* [PROVIDED DATA]:
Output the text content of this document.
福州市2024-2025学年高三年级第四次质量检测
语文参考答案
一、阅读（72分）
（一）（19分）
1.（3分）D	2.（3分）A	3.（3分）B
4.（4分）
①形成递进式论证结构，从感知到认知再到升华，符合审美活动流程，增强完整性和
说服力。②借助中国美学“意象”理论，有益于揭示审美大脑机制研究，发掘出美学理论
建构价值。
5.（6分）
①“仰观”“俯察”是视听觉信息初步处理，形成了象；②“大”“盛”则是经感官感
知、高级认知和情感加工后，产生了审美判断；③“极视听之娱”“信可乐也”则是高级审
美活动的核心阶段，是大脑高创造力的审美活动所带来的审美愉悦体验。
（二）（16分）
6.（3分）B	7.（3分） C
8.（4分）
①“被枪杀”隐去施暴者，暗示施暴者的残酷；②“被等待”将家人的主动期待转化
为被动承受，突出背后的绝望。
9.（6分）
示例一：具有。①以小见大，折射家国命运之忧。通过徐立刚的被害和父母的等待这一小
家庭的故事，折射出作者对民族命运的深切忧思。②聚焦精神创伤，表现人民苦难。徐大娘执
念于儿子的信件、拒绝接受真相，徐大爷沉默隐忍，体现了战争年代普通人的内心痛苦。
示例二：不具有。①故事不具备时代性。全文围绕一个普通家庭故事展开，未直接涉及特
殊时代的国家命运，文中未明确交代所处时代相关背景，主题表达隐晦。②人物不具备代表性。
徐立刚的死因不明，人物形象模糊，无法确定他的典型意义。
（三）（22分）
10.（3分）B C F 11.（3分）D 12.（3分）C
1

* [STATED TASK]: Repeat the lines above exactly.

* [SOLUTION FOR THIS TASK]:
Output the text content of this document.
福州市2024-2025学年高三年级第四次质量检测
语文参考答案
一、阅读（72分）
（一）（19分）
1.（3分）D	2.（3分）A	3.（3分）B
4.（4分）
①形成递进式论证结构，从感知到认知再到升华，符合审美活动流程，增强完整性和
说服力。②借助中国美学“意象”理论，有益于揭示审美大脑机制研究，发掘出美学理论
建构价值。
5.（6分）
①“仰观”“俯察”是视听觉信息初步处理，形成了象；②“大”“盛”则是经感官感
知、高级认知和情感加工后，产生了审美判断；③“极视听之娱”“信可乐也”则是高级审
美活动的核心阶段，是大脑高创造力的审美活动所带来的审美愉悦体验。
（二）（16分）
6.（3分）B	7.（3分） C
8.（4分）
①“被枪杀”隐去施暴者，暗示施暴者的残酷；②“被等待”将家人的主动期待转化
为被动承受，突出背后的绝望。
9.（6分）
示例一：具有。①以小见大，折射家国命运之忧。通过徐立刚的被害和父母的等待这一小
家庭的故事，折射出作者对民族命运的深切忧思。②聚焦精神创伤，表现人民苦难。徐大娘执
念于儿子的信件、拒绝接受真相，徐大爷沉默隐忍，体现了战争年代普通人的内心痛苦。
示例二：不具有。①故事不具备时代性。全文围绕一个普通家庭故事展开，未直接涉及特
殊时代的国家命运，文中未明确交代所处时代相关背景，主题表达隐晦。②人物不具备代表性。
徐立刚的死因不明，人物形象模糊，无法确定他的典型意义。
（三）（22分）
10.（3分）B C F 11.（3分）D 12.（3分）C
1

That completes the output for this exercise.